──────── Material supplied

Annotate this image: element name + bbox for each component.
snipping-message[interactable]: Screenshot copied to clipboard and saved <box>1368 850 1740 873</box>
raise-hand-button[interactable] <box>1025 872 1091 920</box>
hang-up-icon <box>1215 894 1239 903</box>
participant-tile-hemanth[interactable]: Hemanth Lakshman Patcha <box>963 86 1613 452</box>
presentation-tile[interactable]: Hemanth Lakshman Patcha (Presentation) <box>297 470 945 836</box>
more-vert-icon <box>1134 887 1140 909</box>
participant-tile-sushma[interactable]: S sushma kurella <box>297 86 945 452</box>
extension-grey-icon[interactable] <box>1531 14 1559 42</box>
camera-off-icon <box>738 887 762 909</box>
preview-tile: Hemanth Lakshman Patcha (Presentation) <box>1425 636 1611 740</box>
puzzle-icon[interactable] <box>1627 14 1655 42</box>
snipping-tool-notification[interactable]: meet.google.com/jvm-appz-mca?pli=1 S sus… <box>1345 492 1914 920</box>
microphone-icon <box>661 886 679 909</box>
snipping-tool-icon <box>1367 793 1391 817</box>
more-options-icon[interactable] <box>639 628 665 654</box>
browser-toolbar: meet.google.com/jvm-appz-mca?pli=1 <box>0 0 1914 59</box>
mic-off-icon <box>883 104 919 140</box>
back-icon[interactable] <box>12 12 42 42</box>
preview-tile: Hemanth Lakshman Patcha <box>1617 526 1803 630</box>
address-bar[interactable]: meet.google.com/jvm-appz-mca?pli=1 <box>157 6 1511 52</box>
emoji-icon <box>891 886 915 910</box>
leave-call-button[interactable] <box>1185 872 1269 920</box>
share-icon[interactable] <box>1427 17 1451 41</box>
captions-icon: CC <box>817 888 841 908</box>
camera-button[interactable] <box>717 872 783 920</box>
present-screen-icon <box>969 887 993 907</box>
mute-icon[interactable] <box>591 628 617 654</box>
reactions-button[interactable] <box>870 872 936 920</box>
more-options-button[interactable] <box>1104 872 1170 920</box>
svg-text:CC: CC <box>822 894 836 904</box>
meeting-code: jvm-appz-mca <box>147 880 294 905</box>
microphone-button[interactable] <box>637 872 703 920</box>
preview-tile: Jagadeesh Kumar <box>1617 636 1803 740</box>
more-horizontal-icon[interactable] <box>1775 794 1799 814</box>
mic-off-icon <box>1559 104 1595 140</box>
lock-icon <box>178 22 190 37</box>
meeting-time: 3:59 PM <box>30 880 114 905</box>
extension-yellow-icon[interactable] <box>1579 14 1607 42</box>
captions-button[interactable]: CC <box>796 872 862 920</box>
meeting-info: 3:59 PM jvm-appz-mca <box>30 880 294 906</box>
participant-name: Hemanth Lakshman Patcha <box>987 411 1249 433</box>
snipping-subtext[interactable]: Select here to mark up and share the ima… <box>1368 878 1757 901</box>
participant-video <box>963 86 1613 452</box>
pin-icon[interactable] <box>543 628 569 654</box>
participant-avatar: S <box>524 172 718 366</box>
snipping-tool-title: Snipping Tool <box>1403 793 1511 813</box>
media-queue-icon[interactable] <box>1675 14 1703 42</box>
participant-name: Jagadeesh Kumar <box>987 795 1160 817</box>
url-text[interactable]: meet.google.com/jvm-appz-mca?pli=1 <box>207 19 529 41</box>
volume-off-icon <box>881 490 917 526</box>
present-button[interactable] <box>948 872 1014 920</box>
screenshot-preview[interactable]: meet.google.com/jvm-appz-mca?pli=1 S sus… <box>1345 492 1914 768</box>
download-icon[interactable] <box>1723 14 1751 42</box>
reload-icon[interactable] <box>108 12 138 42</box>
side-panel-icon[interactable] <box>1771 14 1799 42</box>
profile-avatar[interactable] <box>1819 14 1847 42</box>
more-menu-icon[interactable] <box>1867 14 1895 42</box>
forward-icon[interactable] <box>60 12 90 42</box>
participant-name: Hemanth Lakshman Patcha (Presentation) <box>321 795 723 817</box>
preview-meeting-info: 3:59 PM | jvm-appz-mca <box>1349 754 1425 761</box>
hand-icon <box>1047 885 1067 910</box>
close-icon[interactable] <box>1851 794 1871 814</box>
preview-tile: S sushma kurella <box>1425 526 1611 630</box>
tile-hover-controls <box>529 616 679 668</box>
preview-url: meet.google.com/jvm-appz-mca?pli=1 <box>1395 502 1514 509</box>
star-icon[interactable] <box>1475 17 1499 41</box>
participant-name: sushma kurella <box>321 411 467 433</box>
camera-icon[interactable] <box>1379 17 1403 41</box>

────────────────

◆ Set exercise: Reproduce all the rows above word for word, one line per row, in their original order.

◆ Exercise answer:
Annotate this image: element name + bbox for each component.
snipping-message[interactable]: Screenshot copied to clipboard and saved <box>1368 850 1740 873</box>
raise-hand-button[interactable] <box>1025 872 1091 920</box>
hang-up-icon <box>1215 894 1239 903</box>
participant-tile-hemanth[interactable]: Hemanth Lakshman Patcha <box>963 86 1613 452</box>
presentation-tile[interactable]: Hemanth Lakshman Patcha (Presentation) <box>297 470 945 836</box>
more-vert-icon <box>1134 887 1140 909</box>
participant-tile-sushma[interactable]: S sushma kurella <box>297 86 945 452</box>
extension-grey-icon[interactable] <box>1531 14 1559 42</box>
camera-off-icon <box>738 887 762 909</box>
preview-tile: Hemanth Lakshman Patcha (Presentation) <box>1425 636 1611 740</box>
puzzle-icon[interactable] <box>1627 14 1655 42</box>
snipping-tool-notification[interactable]: meet.google.com/jvm-appz-mca?pli=1 S sus… <box>1345 492 1914 920</box>
microphone-icon <box>661 886 679 909</box>
snipping-tool-icon <box>1367 793 1391 817</box>
more-options-icon[interactable] <box>639 628 665 654</box>
browser-toolbar: meet.google.com/jvm-appz-mca?pli=1 <box>0 0 1914 59</box>
mic-off-icon <box>883 104 919 140</box>
back-icon[interactable] <box>12 12 42 42</box>
preview-tile: Hemanth Lakshman Patcha <box>1617 526 1803 630</box>
address-bar[interactable]: meet.google.com/jvm-appz-mca?pli=1 <box>157 6 1511 52</box>
emoji-icon <box>891 886 915 910</box>
leave-call-button[interactable] <box>1185 872 1269 920</box>
share-icon[interactable] <box>1427 17 1451 41</box>
captions-icon: CC <box>817 888 841 908</box>
camera-button[interactable] <box>717 872 783 920</box>
present-screen-icon <box>969 887 993 907</box>
mute-icon[interactable] <box>591 628 617 654</box>
reactions-button[interactable] <box>870 872 936 920</box>
more-options-button[interactable] <box>1104 872 1170 920</box>
svg-text:CC: CC <box>822 894 836 904</box>
meeting-code: jvm-appz-mca <box>147 880 294 905</box>
microphone-button[interactable] <box>637 872 703 920</box>
preview-tile: Jagadeesh Kumar <box>1617 636 1803 740</box>
more-horizontal-icon[interactable] <box>1775 794 1799 814</box>
mic-off-icon <box>1559 104 1595 140</box>
lock-icon <box>178 22 190 37</box>
meeting-time: 3:59 PM <box>30 880 114 905</box>
extension-yellow-icon[interactable] <box>1579 14 1607 42</box>
captions-button[interactable]: CC <box>796 872 862 920</box>
meeting-info: 3:59 PM jvm-appz-mca <box>30 880 294 906</box>
participant-name: Hemanth Lakshman Patcha <box>987 411 1249 433</box>
snipping-subtext[interactable]: Select here to mark up and share the ima… <box>1368 878 1757 901</box>
participant-video <box>963 86 1613 452</box>
pin-icon[interactable] <box>543 628 569 654</box>
participant-avatar: S <box>524 172 718 366</box>
snipping-tool-title: Snipping Tool <box>1403 793 1511 813</box>
media-queue-icon[interactable] <box>1675 14 1703 42</box>
participant-name: Jagadeesh Kumar <box>987 795 1160 817</box>
url-text[interactable]: meet.google.com/jvm-appz-mca?pli=1 <box>207 19 529 41</box>
volume-off-icon <box>881 490 917 526</box>
present-button[interactable] <box>948 872 1014 920</box>
screenshot-preview[interactable]: meet.google.com/jvm-appz-mca?pli=1 S sus… <box>1345 492 1914 768</box>
download-icon[interactable] <box>1723 14 1751 42</box>
reload-icon[interactable] <box>108 12 138 42</box>
side-panel-icon[interactable] <box>1771 14 1799 42</box>
profile-avatar[interactable] <box>1819 14 1847 42</box>
more-menu-icon[interactable] <box>1867 14 1895 42</box>
forward-icon[interactable] <box>60 12 90 42</box>
participant-name: Hemanth Lakshman Patcha (Presentation) <box>321 795 723 817</box>
preview-meeting-info: 3:59 PM | jvm-appz-mca <box>1349 754 1425 761</box>
hand-icon <box>1047 885 1067 910</box>
close-icon[interactable] <box>1851 794 1871 814</box>
preview-tile: S sushma kurella <box>1425 526 1611 630</box>
tile-hover-controls <box>529 616 679 668</box>
preview-url: meet.google.com/jvm-appz-mca?pli=1 <box>1395 502 1514 509</box>
star-icon[interactable] <box>1475 17 1499 41</box>
participant-name: sushma kurella <box>321 411 467 433</box>
camera-icon[interactable] <box>1379 17 1403 41</box>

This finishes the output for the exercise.